Direction - Reproduce the material word for word from its first line through the line that contains "list-item-label: 50 cm [40, 964, 130, 1001]", including both.

Task data -
========================================

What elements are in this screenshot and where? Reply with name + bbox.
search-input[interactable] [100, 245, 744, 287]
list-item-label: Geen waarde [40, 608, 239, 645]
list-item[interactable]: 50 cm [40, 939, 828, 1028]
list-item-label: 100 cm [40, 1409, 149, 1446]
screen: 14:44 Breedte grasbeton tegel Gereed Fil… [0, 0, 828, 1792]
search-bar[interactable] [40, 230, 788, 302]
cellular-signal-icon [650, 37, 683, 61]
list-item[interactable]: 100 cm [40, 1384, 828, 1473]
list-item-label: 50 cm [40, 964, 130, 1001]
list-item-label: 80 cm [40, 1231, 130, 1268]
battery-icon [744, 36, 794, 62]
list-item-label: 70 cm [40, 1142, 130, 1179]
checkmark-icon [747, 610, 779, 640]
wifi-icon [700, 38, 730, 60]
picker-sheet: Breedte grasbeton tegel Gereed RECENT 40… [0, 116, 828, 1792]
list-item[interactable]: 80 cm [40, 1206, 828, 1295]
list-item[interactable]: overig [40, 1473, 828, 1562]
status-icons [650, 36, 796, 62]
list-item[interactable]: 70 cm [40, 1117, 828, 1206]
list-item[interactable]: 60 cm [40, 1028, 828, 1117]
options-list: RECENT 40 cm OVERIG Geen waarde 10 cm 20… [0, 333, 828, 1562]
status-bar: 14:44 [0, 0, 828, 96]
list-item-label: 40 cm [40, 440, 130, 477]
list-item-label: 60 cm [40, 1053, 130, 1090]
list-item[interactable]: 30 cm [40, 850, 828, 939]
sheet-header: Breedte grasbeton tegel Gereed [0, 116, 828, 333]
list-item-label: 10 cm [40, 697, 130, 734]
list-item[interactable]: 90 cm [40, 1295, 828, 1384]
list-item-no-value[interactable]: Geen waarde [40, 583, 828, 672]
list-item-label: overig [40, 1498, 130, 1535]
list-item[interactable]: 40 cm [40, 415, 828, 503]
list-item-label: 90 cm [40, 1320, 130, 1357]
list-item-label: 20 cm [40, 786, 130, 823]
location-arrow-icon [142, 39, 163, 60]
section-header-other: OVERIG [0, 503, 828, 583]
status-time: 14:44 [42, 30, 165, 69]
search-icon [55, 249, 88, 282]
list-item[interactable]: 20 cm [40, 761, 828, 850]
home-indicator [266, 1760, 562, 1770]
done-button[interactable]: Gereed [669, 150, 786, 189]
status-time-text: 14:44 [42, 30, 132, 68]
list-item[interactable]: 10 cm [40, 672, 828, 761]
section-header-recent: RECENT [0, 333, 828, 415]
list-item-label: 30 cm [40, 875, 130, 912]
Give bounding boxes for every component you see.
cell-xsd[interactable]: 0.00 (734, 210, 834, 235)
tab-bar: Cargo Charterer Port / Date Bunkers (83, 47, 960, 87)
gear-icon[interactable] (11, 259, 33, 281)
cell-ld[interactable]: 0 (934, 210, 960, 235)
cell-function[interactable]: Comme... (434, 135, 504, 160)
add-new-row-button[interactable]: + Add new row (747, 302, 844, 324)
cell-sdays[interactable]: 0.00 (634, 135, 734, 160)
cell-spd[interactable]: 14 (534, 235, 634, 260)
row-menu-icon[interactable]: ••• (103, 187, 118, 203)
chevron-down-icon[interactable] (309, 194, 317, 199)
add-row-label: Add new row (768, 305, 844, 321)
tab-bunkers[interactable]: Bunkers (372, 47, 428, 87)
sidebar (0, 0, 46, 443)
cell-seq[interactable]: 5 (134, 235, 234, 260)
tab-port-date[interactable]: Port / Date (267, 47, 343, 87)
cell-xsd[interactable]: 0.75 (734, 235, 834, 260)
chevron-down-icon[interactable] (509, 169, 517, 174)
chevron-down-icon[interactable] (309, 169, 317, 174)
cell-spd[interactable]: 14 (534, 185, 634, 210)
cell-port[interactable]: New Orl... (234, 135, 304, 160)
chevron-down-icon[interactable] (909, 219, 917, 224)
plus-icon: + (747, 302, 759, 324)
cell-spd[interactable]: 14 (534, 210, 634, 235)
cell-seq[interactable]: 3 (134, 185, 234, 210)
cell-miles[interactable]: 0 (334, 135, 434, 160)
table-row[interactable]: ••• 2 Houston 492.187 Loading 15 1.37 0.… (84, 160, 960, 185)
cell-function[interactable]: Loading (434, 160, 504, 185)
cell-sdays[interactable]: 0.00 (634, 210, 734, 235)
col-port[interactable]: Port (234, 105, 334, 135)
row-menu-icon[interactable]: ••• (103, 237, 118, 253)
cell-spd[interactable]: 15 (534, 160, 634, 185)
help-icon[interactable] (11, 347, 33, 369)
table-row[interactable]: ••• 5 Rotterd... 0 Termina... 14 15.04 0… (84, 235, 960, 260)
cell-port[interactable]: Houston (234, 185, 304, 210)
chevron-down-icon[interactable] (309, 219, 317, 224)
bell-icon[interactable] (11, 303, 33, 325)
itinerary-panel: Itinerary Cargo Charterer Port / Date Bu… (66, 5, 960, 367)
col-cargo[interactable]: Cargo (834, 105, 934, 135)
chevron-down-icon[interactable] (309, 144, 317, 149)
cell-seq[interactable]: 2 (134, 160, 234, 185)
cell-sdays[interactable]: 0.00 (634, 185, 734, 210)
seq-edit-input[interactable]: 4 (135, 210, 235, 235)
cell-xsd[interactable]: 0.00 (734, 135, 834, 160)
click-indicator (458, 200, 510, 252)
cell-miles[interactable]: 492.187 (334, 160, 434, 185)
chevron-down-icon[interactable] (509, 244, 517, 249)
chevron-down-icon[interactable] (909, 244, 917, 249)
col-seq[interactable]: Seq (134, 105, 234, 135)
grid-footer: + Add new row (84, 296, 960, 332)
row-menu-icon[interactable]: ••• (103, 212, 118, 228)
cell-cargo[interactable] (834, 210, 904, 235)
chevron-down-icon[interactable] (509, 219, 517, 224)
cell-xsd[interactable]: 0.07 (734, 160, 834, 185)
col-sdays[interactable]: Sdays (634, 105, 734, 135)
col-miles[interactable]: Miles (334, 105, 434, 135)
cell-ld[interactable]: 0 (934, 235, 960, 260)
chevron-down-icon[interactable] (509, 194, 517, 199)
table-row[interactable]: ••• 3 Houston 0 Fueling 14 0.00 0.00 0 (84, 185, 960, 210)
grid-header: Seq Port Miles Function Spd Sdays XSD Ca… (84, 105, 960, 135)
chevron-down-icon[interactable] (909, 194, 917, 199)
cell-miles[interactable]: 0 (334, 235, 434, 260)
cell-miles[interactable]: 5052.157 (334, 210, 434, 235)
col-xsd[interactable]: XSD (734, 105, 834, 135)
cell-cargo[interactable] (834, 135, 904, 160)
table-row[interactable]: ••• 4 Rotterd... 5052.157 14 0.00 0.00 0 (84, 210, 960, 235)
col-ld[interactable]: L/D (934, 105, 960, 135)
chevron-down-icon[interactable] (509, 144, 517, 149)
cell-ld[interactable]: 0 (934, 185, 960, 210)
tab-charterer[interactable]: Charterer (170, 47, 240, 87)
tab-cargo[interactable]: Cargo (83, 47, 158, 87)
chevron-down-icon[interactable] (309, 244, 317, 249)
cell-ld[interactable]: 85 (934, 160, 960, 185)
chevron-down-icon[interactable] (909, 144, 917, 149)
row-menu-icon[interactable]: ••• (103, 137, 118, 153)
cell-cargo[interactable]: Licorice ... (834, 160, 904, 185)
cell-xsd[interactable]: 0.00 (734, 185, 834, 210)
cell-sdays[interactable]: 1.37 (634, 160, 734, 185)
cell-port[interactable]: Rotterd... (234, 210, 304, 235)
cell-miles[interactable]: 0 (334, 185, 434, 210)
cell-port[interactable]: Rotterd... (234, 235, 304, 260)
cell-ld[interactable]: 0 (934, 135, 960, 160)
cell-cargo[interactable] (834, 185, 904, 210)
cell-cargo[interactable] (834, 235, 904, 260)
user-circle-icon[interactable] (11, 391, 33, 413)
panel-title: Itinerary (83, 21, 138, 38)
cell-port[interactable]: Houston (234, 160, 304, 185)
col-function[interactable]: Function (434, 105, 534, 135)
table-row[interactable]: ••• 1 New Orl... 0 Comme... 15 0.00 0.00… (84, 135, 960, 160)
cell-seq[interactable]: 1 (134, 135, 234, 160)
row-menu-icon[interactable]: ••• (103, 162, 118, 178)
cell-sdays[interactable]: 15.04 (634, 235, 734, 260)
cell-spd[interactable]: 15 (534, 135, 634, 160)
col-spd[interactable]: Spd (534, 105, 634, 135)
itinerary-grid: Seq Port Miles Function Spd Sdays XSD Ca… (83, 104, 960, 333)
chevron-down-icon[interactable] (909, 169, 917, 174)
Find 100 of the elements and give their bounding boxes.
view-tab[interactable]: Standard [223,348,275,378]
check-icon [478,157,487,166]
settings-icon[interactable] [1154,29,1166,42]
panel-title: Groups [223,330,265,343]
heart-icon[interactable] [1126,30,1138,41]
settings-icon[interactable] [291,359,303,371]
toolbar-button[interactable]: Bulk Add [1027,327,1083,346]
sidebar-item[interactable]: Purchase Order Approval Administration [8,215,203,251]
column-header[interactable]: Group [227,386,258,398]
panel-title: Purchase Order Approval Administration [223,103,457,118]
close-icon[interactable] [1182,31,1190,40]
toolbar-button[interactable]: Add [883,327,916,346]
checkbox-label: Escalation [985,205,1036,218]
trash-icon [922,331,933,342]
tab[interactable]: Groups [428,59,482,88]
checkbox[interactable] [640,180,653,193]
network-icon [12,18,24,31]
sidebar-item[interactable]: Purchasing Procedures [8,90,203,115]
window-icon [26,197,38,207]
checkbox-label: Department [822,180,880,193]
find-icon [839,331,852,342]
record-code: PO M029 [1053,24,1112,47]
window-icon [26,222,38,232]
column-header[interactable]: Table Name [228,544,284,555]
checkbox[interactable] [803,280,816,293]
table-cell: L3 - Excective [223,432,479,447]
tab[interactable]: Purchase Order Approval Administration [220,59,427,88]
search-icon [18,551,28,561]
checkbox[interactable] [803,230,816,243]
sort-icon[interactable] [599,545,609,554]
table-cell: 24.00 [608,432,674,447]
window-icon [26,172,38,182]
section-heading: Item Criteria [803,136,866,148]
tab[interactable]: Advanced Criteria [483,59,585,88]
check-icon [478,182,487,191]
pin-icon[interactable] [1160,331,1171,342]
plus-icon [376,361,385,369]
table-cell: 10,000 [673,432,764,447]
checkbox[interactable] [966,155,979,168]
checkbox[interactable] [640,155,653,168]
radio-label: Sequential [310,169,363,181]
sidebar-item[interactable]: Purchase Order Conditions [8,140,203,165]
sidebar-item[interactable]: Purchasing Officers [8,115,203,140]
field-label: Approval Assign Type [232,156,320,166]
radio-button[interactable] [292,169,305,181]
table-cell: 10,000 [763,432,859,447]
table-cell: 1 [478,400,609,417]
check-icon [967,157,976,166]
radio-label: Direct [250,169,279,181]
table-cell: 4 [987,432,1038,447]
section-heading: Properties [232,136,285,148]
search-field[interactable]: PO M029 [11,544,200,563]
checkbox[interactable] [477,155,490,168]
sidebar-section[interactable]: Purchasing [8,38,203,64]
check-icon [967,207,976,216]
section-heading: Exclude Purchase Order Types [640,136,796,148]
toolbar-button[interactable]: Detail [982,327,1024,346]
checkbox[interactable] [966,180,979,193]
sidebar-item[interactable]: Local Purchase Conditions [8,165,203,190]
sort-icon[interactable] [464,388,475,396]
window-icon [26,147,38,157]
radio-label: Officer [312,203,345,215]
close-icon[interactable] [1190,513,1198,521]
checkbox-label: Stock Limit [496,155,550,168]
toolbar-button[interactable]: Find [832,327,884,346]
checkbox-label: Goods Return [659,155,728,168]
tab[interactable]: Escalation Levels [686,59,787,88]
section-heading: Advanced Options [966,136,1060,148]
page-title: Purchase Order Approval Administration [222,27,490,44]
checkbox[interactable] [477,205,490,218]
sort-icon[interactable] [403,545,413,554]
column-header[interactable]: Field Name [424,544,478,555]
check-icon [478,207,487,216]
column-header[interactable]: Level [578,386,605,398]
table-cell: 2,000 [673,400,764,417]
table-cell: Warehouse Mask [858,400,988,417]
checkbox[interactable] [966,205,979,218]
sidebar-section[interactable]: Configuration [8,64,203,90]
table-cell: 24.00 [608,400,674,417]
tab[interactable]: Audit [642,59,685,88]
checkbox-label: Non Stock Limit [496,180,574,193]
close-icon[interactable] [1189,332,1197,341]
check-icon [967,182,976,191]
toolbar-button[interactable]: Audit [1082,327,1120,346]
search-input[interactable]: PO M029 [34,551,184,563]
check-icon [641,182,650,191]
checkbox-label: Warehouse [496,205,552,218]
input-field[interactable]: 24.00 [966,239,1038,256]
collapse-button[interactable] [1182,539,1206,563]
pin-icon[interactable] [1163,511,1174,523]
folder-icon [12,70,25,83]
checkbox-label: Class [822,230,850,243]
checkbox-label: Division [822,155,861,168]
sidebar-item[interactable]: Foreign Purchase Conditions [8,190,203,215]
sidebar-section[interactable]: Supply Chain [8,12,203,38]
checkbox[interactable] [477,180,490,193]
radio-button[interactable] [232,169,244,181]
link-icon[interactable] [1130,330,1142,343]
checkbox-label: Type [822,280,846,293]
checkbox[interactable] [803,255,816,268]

========================================

Final result -
What elements are in this screenshot and where? Reply with name + bbox.
search-input[interactable] [100, 245, 744, 287]
list-item-label: Geen waarde [40, 608, 239, 645]
list-item[interactable]: 50 cm [40, 939, 828, 1028]
list-item-label: 100 cm [40, 1409, 149, 1446]
screen: 14:44 Breedte grasbeton tegel Gereed Fil… [0, 0, 828, 1792]
search-bar[interactable] [40, 230, 788, 302]
cellular-signal-icon [650, 37, 683, 61]
list-item[interactable]: 100 cm [40, 1384, 828, 1473]
list-item-label: 50 cm [40, 964, 130, 1001]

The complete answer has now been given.